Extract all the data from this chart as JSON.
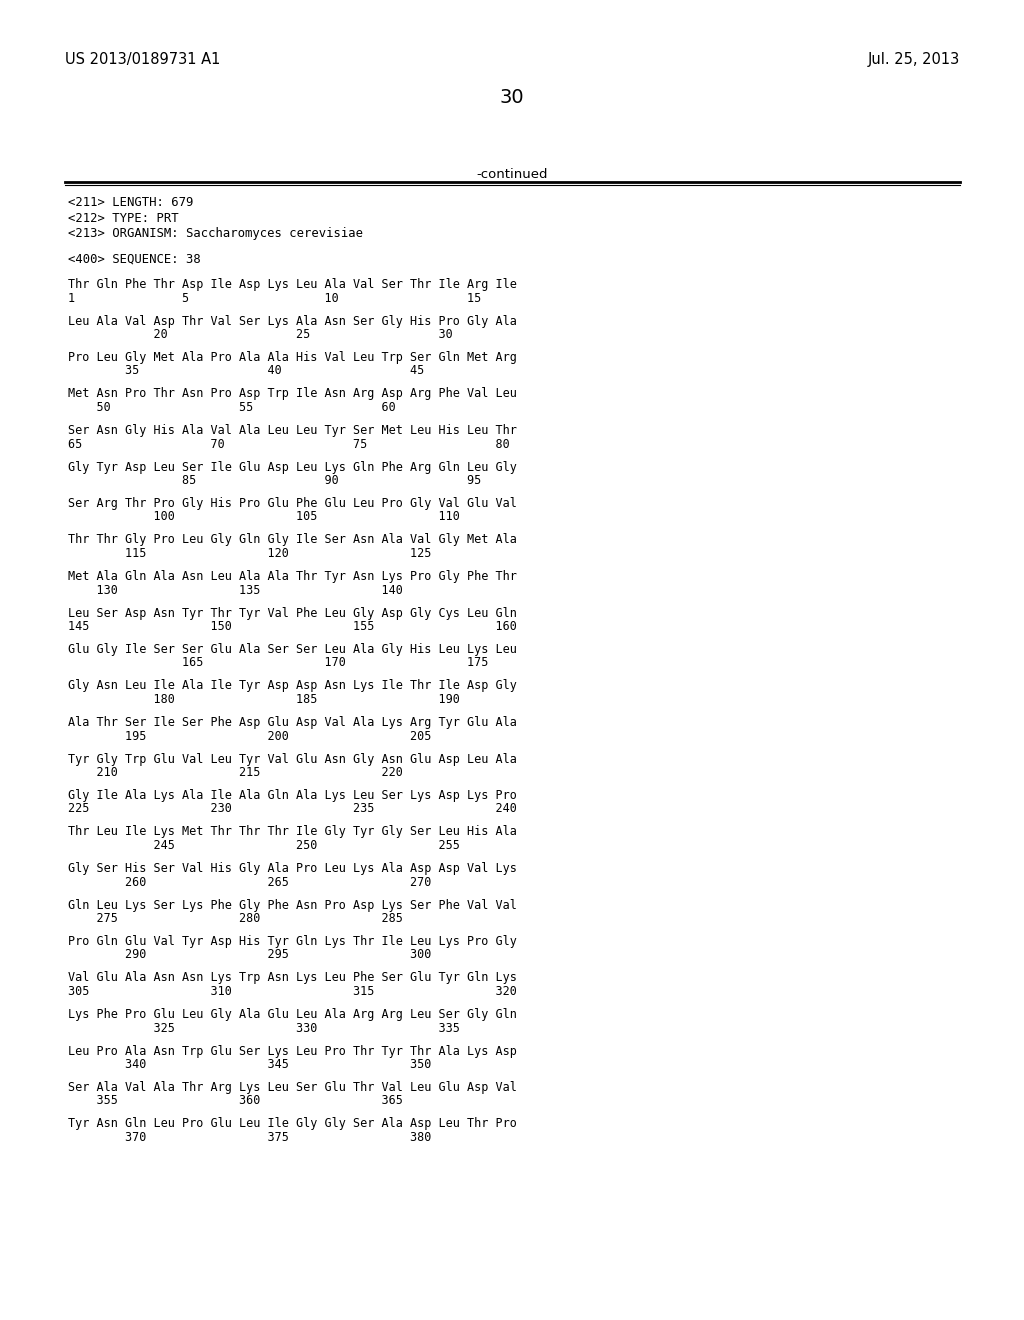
{
  "header_left": "US 2013/0189731 A1",
  "header_right": "Jul. 25, 2013",
  "page_number": "30",
  "continued_text": "-continued",
  "metadata": [
    "<211> LENGTH: 679",
    "<212> TYPE: PRT",
    "<213> ORGANISM: Saccharomyces cerevisiae"
  ],
  "sequence_header": "<400> SEQUENCE: 38",
  "sequence_blocks": [
    [
      "Thr Gln Phe Thr Asp Ile Asp Lys Leu Ala Val Ser Thr Ile Arg Ile",
      "1               5                   10                  15"
    ],
    [
      "Leu Ala Val Asp Thr Val Ser Lys Ala Asn Ser Gly His Pro Gly Ala",
      "            20                  25                  30"
    ],
    [
      "Pro Leu Gly Met Ala Pro Ala Ala His Val Leu Trp Ser Gln Met Arg",
      "        35                  40                  45"
    ],
    [
      "Met Asn Pro Thr Asn Pro Asp Trp Ile Asn Arg Asp Arg Phe Val Leu",
      "    50                  55                  60"
    ],
    [
      "Ser Asn Gly His Ala Val Ala Leu Leu Tyr Ser Met Leu His Leu Thr",
      "65                  70                  75                  80"
    ],
    [
      "Gly Tyr Asp Leu Ser Ile Glu Asp Leu Lys Gln Phe Arg Gln Leu Gly",
      "                85                  90                  95"
    ],
    [
      "Ser Arg Thr Pro Gly His Pro Glu Phe Glu Leu Pro Gly Val Glu Val",
      "            100                 105                 110"
    ],
    [
      "Thr Thr Gly Pro Leu Gly Gln Gly Ile Ser Asn Ala Val Gly Met Ala",
      "        115                 120                 125"
    ],
    [
      "Met Ala Gln Ala Asn Leu Ala Ala Thr Tyr Asn Lys Pro Gly Phe Thr",
      "    130                 135                 140"
    ],
    [
      "Leu Ser Asp Asn Tyr Thr Tyr Val Phe Leu Gly Asp Gly Cys Leu Gln",
      "145                 150                 155                 160"
    ],
    [
      "Glu Gly Ile Ser Ser Glu Ala Ser Ser Leu Ala Gly His Leu Lys Leu",
      "                165                 170                 175"
    ],
    [
      "Gly Asn Leu Ile Ala Ile Tyr Asp Asp Asn Lys Ile Thr Ile Asp Gly",
      "            180                 185                 190"
    ],
    [
      "Ala Thr Ser Ile Ser Phe Asp Glu Asp Val Ala Lys Arg Tyr Glu Ala",
      "        195                 200                 205"
    ],
    [
      "Tyr Gly Trp Glu Val Leu Tyr Val Glu Asn Gly Asn Glu Asp Leu Ala",
      "    210                 215                 220"
    ],
    [
      "Gly Ile Ala Lys Ala Ile Ala Gln Ala Lys Leu Ser Lys Asp Lys Pro",
      "225                 230                 235                 240"
    ],
    [
      "Thr Leu Ile Lys Met Thr Thr Thr Ile Gly Tyr Gly Ser Leu His Ala",
      "            245                 250                 255"
    ],
    [
      "Gly Ser His Ser Val His Gly Ala Pro Leu Lys Ala Asp Asp Val Lys",
      "        260                 265                 270"
    ],
    [
      "Gln Leu Lys Ser Lys Phe Gly Phe Asn Pro Asp Lys Ser Phe Val Val",
      "    275                 280                 285"
    ],
    [
      "Pro Gln Glu Val Tyr Asp His Tyr Gln Lys Thr Ile Leu Lys Pro Gly",
      "        290                 295                 300"
    ],
    [
      "Val Glu Ala Asn Asn Lys Trp Asn Lys Leu Phe Ser Glu Tyr Gln Lys",
      "305                 310                 315                 320"
    ],
    [
      "Lys Phe Pro Glu Leu Gly Ala Glu Leu Ala Arg Arg Leu Ser Gly Gln",
      "            325                 330                 335"
    ],
    [
      "Leu Pro Ala Asn Trp Glu Ser Lys Leu Pro Thr Tyr Thr Ala Lys Asp",
      "        340                 345                 350"
    ],
    [
      "Ser Ala Val Ala Thr Arg Lys Leu Ser Glu Thr Val Leu Glu Asp Val",
      "    355                 360                 365"
    ],
    [
      "Tyr Asn Gln Leu Pro Glu Leu Ile Gly Gly Ser Ala Asp Leu Thr Pro",
      "        370                 375                 380"
    ]
  ],
  "bg_color": "#ffffff"
}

→ **PROBLEM**: Set every line down exactly as written, leaving each picture out.

→ **OUTPUT FOR THIS TASK**:
Extract all the data from this chart as JSON.
{
  "header_left": "US 2013/0189731 A1",
  "header_right": "Jul. 25, 2013",
  "page_number": "30",
  "continued_text": "-continued",
  "metadata": [
    "<211> LENGTH: 679",
    "<212> TYPE: PRT",
    "<213> ORGANISM: Saccharomyces cerevisiae"
  ],
  "sequence_header": "<400> SEQUENCE: 38",
  "sequence_blocks": [
    [
      "Thr Gln Phe Thr Asp Ile Asp Lys Leu Ala Val Ser Thr Ile Arg Ile",
      "1               5                   10                  15"
    ],
    [
      "Leu Ala Val Asp Thr Val Ser Lys Ala Asn Ser Gly His Pro Gly Ala",
      "            20                  25                  30"
    ],
    [
      "Pro Leu Gly Met Ala Pro Ala Ala His Val Leu Trp Ser Gln Met Arg",
      "        35                  40                  45"
    ],
    [
      "Met Asn Pro Thr Asn Pro Asp Trp Ile Asn Arg Asp Arg Phe Val Leu",
      "    50                  55                  60"
    ],
    [
      "Ser Asn Gly His Ala Val Ala Leu Leu Tyr Ser Met Leu His Leu Thr",
      "65                  70                  75                  80"
    ],
    [
      "Gly Tyr Asp Leu Ser Ile Glu Asp Leu Lys Gln Phe Arg Gln Leu Gly",
      "                85                  90                  95"
    ],
    [
      "Ser Arg Thr Pro Gly His Pro Glu Phe Glu Leu Pro Gly Val Glu Val",
      "            100                 105                 110"
    ],
    [
      "Thr Thr Gly Pro Leu Gly Gln Gly Ile Ser Asn Ala Val Gly Met Ala",
      "        115                 120                 125"
    ],
    [
      "Met Ala Gln Ala Asn Leu Ala Ala Thr Tyr Asn Lys Pro Gly Phe Thr",
      "    130                 135                 140"
    ],
    [
      "Leu Ser Asp Asn Tyr Thr Tyr Val Phe Leu Gly Asp Gly Cys Leu Gln",
      "145                 150                 155                 160"
    ],
    [
      "Glu Gly Ile Ser Ser Glu Ala Ser Ser Leu Ala Gly His Leu Lys Leu",
      "                165                 170                 175"
    ],
    [
      "Gly Asn Leu Ile Ala Ile Tyr Asp Asp Asn Lys Ile Thr Ile Asp Gly",
      "            180                 185                 190"
    ],
    [
      "Ala Thr Ser Ile Ser Phe Asp Glu Asp Val Ala Lys Arg Tyr Glu Ala",
      "        195                 200                 205"
    ],
    [
      "Tyr Gly Trp Glu Val Leu Tyr Val Glu Asn Gly Asn Glu Asp Leu Ala",
      "    210                 215                 220"
    ],
    [
      "Gly Ile Ala Lys Ala Ile Ala Gln Ala Lys Leu Ser Lys Asp Lys Pro",
      "225                 230                 235                 240"
    ],
    [
      "Thr Leu Ile Lys Met Thr Thr Thr Ile Gly Tyr Gly Ser Leu His Ala",
      "            245                 250                 255"
    ],
    [
      "Gly Ser His Ser Val His Gly Ala Pro Leu Lys Ala Asp Asp Val Lys",
      "        260                 265                 270"
    ],
    [
      "Gln Leu Lys Ser Lys Phe Gly Phe Asn Pro Asp Lys Ser Phe Val Val",
      "    275                 280                 285"
    ],
    [
      "Pro Gln Glu Val Tyr Asp His Tyr Gln Lys Thr Ile Leu Lys Pro Gly",
      "        290                 295                 300"
    ],
    [
      "Val Glu Ala Asn Asn Lys Trp Asn Lys Leu Phe Ser Glu Tyr Gln Lys",
      "305                 310                 315                 320"
    ],
    [
      "Lys Phe Pro Glu Leu Gly Ala Glu Leu Ala Arg Arg Leu Ser Gly Gln",
      "            325                 330                 335"
    ],
    [
      "Leu Pro Ala Asn Trp Glu Ser Lys Leu Pro Thr Tyr Thr Ala Lys Asp",
      "        340                 345                 350"
    ],
    [
      "Ser Ala Val Ala Thr Arg Lys Leu Ser Glu Thr Val Leu Glu Asp Val",
      "    355                 360                 365"
    ],
    [
      "Tyr Asn Gln Leu Pro Glu Leu Ile Gly Gly Ser Ala Asp Leu Thr Pro",
      "        370                 375                 380"
    ]
  ],
  "bg_color": "#ffffff"
}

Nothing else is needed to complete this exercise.